- Exercise directions -
Could you repeat all of the entries below, character for character?

- Provided information -
========================
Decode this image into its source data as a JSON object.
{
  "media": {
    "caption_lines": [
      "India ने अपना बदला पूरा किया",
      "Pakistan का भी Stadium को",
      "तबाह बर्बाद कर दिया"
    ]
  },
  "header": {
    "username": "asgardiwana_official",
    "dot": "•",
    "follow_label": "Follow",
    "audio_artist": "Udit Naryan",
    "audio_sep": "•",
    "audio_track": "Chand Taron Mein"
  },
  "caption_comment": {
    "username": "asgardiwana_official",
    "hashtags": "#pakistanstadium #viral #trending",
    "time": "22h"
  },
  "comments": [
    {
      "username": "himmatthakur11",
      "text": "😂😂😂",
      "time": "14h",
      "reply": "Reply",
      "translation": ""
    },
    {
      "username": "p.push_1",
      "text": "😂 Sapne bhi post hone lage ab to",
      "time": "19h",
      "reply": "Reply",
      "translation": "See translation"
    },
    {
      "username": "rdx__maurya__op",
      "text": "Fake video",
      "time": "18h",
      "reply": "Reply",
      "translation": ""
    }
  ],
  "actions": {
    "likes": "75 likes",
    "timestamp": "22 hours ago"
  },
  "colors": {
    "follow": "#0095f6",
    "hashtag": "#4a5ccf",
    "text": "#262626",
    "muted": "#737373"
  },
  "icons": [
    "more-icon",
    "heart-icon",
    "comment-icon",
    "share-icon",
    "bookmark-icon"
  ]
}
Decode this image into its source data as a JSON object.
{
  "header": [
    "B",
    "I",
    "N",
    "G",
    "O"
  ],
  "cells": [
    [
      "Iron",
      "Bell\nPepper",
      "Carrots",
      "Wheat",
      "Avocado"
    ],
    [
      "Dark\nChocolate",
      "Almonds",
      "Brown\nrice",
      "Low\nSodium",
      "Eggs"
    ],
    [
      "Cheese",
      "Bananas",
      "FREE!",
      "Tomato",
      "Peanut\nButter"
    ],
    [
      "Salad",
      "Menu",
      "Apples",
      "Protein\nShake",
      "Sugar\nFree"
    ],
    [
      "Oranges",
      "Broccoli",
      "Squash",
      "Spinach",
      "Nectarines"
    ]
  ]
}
========================
- Problem solution -
Decode this image into its source data as a JSON object.
{
  "media": {
    "caption_lines": [
      "India ने अपना बदला पूरा किया",
      "Pakistan का भी Stadium को",
      "तबाह बर्बाद कर दिया"
    ]
  },
  "header": {
    "username": "asgardiwana_official",
    "dot": "•",
    "follow_label": "Follow",
    "audio_artist": "Udit Naryan",
    "audio_sep": "•",
    "audio_track": "Chand Taron Mein"
  },
  "caption_comment": {
    "username": "asgardiwana_official",
    "hashtags": "#pakistanstadium #viral #trending",
    "time": "22h"
  },
  "comments": [
    {
      "username": "himmatthakur11",
      "text": "😂😂😂",
      "time": "14h",
      "reply": "Reply",
      "translation": ""
    },
    {
      "username": "p.push_1",
      "text": "😂 Sapne bhi post hone lage ab to",
      "time": "19h",
      "reply": "Reply",
      "translation": "See translation"
    },
    {
      "username": "rdx__maurya__op",
      "text": "Fake video",
      "time": "18h",
      "reply": "Reply",
      "translation": ""
    }
  ],
  "actions": {
    "likes": "75 likes",
    "timestamp": "22 hours ago"
  },
  "colors": {
    "follow": "#0095f6",
    "hashtag": "#4a5ccf",
    "text": "#262626",
    "muted": "#737373"
  },
  "icons": [
    "more-icon",
    "heart-icon",
    "comment-icon",
    "share-icon",
    "bookmark-icon"
  ]
}
Decode this image into its source data as a JSON object.
{
  "header": [
    "B",
    "I",
    "N",
    "G",
    "O"
  ],
  "cells": [
    [
      "Iron",
      "Bell\nPepper",
      "Carrots",
      "Wheat",
      "Avocado"
    ],
    [
      "Dark\nChocolate",
      "Almonds",
      "Brown\nrice",
      "Low\nSodium",
      "Eggs"
    ],
    [
      "Cheese",
      "Bananas",
      "FREE!",
      "Tomato",
      "Peanut\nButter"
    ],
    [
      "Salad",
      "Menu",
      "Apples",
      "Protein\nShake",
      "Sugar\nFree"
    ],
    [
      "Oranges",
      "Broccoli",
      "Squash",
      "Spinach",
      "Nectarines"
    ]
  ]
}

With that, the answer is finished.